Dataset items:
-=-=-

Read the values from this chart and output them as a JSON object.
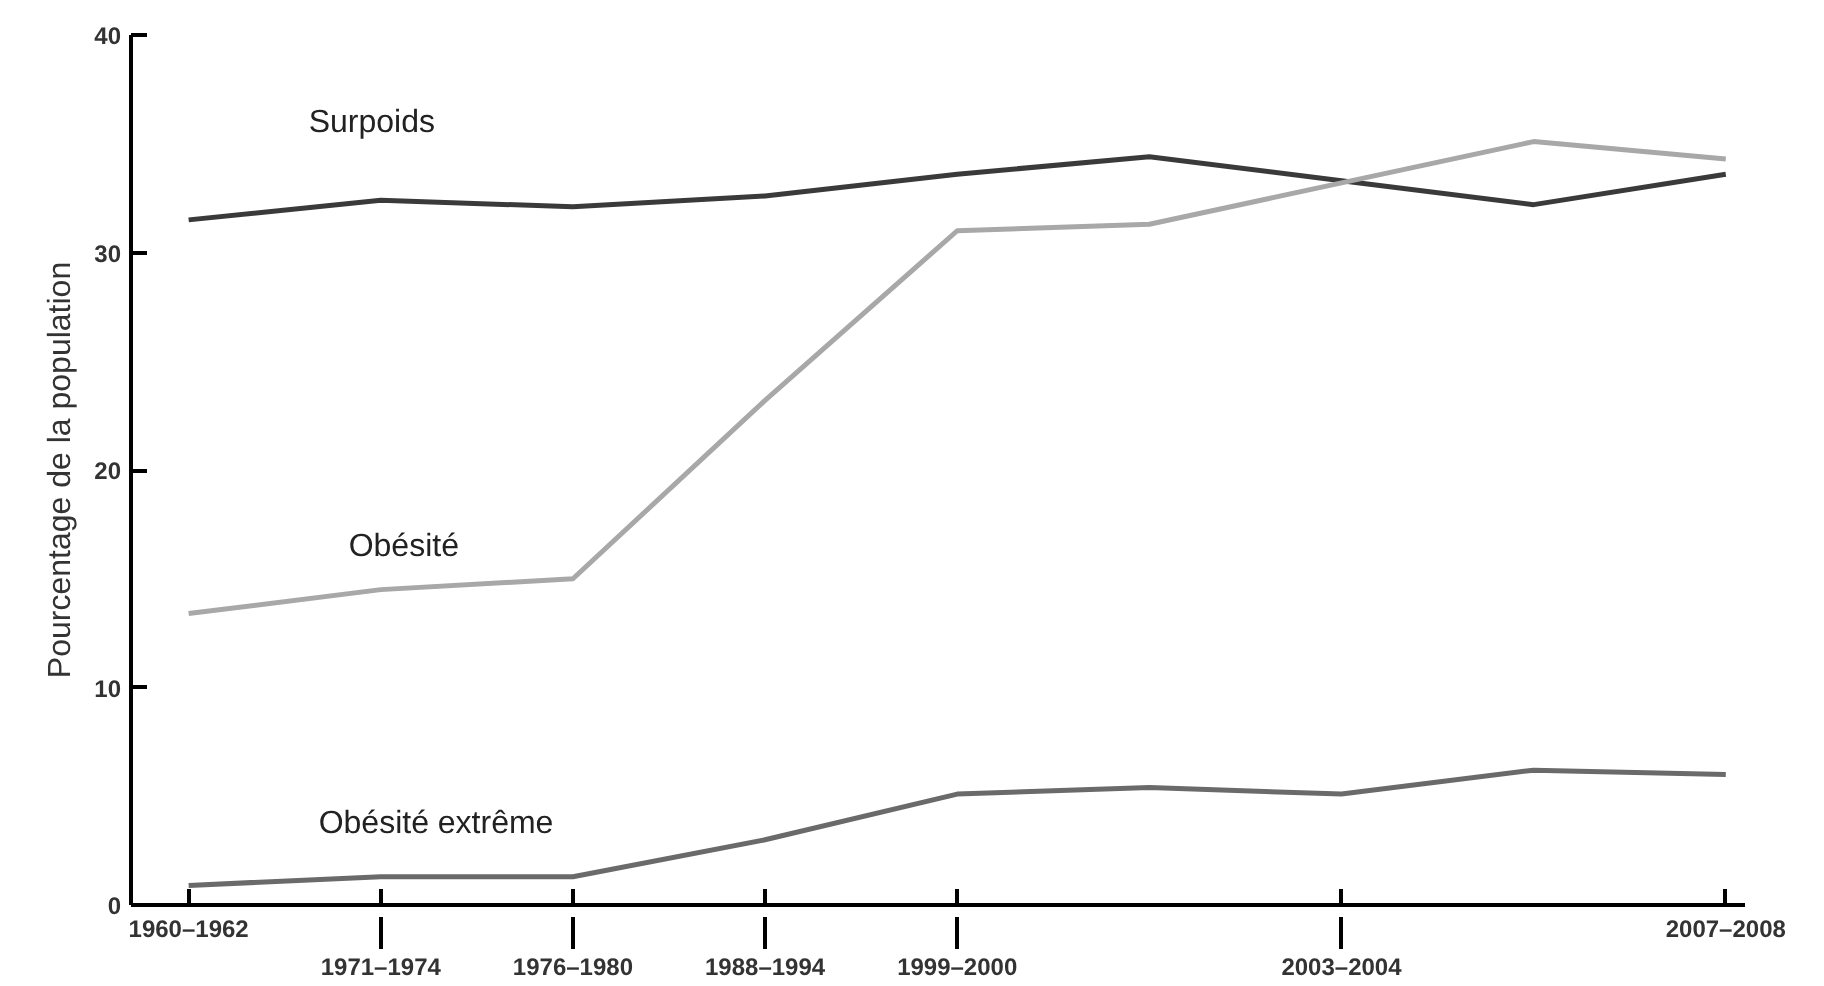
{
  "chart_data": {
    "type": "line",
    "ylabel": "Pourcentage de la population",
    "categories": [
      "1960–1962",
      "1971–1974",
      "1976–1980",
      "1988–1994",
      "1999–2000",
      null,
      "2003–2004",
      null,
      "2007–2008"
    ],
    "ylim": [
      0,
      40
    ],
    "yticks": [
      0,
      10,
      20,
      30,
      40
    ],
    "grid": false,
    "marker": "none",
    "line_style": "solid",
    "series": [
      {
        "name": "Surpoids",
        "color": "#3a3a3a",
        "values": [
          31.5,
          32.4,
          32.1,
          32.6,
          33.6,
          34.4,
          33.3,
          32.2,
          33.6
        ]
      },
      {
        "name": "Obésité",
        "color": "#a8a8a8",
        "values": [
          13.4,
          14.5,
          15.0,
          23.2,
          31.0,
          31.3,
          33.2,
          35.1,
          34.3
        ]
      },
      {
        "name": "Obésité extrême",
        "color": "#6a6a6a",
        "values": [
          0.9,
          1.3,
          1.3,
          3.0,
          5.1,
          5.4,
          5.1,
          6.2,
          6.0
        ]
      }
    ]
  }
}
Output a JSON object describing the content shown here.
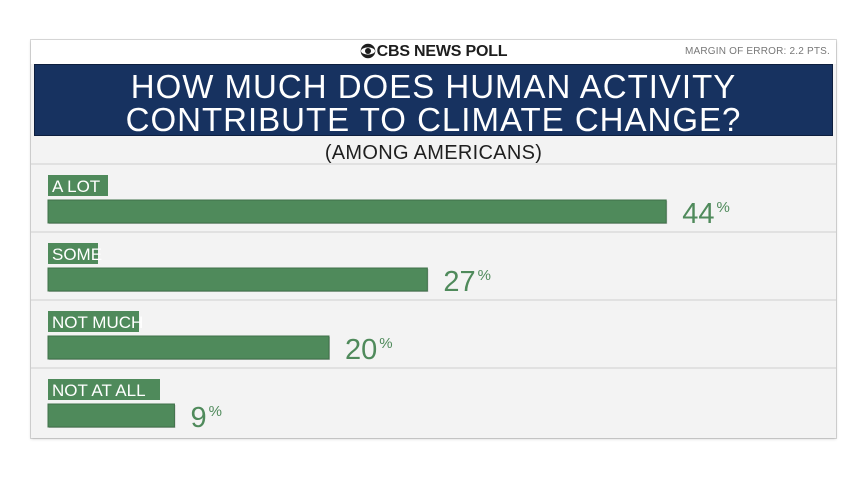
{
  "header": {
    "brand": "CBS NEWS POLL",
    "margin_of_error": "MARGIN OF ERROR: 2.2 PTS."
  },
  "title_lines": [
    "HOW MUCH DOES HUMAN ACTIVITY",
    "CONTRIBUTE TO CLIMATE CHANGE?"
  ],
  "subtitle": "(AMONG AMERICANS)",
  "colors": {
    "bar": "#4f8a5b",
    "bar_dark": "#3f7049",
    "value_text": "#4f8a5b",
    "title_band": "#173260"
  },
  "chart_data": {
    "type": "bar",
    "orientation": "horizontal",
    "categories": [
      "A LOT",
      "SOME",
      "NOT MUCH",
      "NOT AT ALL"
    ],
    "values": [
      44,
      27,
      20,
      9
    ],
    "value_labels": [
      "44",
      "27",
      "20",
      "9"
    ],
    "unit": "%",
    "xlim": [
      0,
      50
    ]
  }
}
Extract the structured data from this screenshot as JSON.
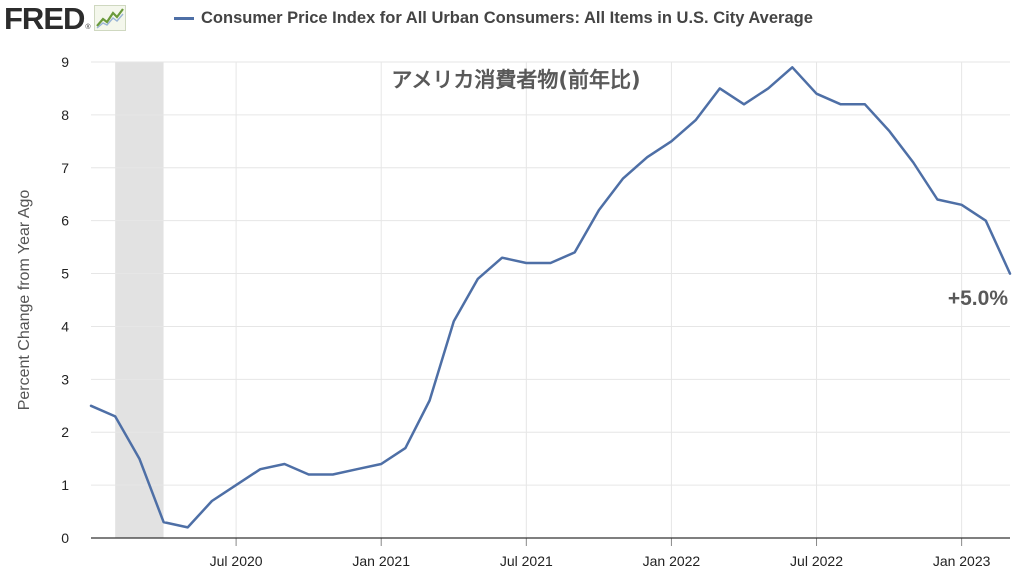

-=-=-

The problem: Identify each line in the entries with the word "from" and copy it.

Expected answer:
Read the values from this chart and output them as a JSON object.
Extract the structured data from this screenshot as JSON.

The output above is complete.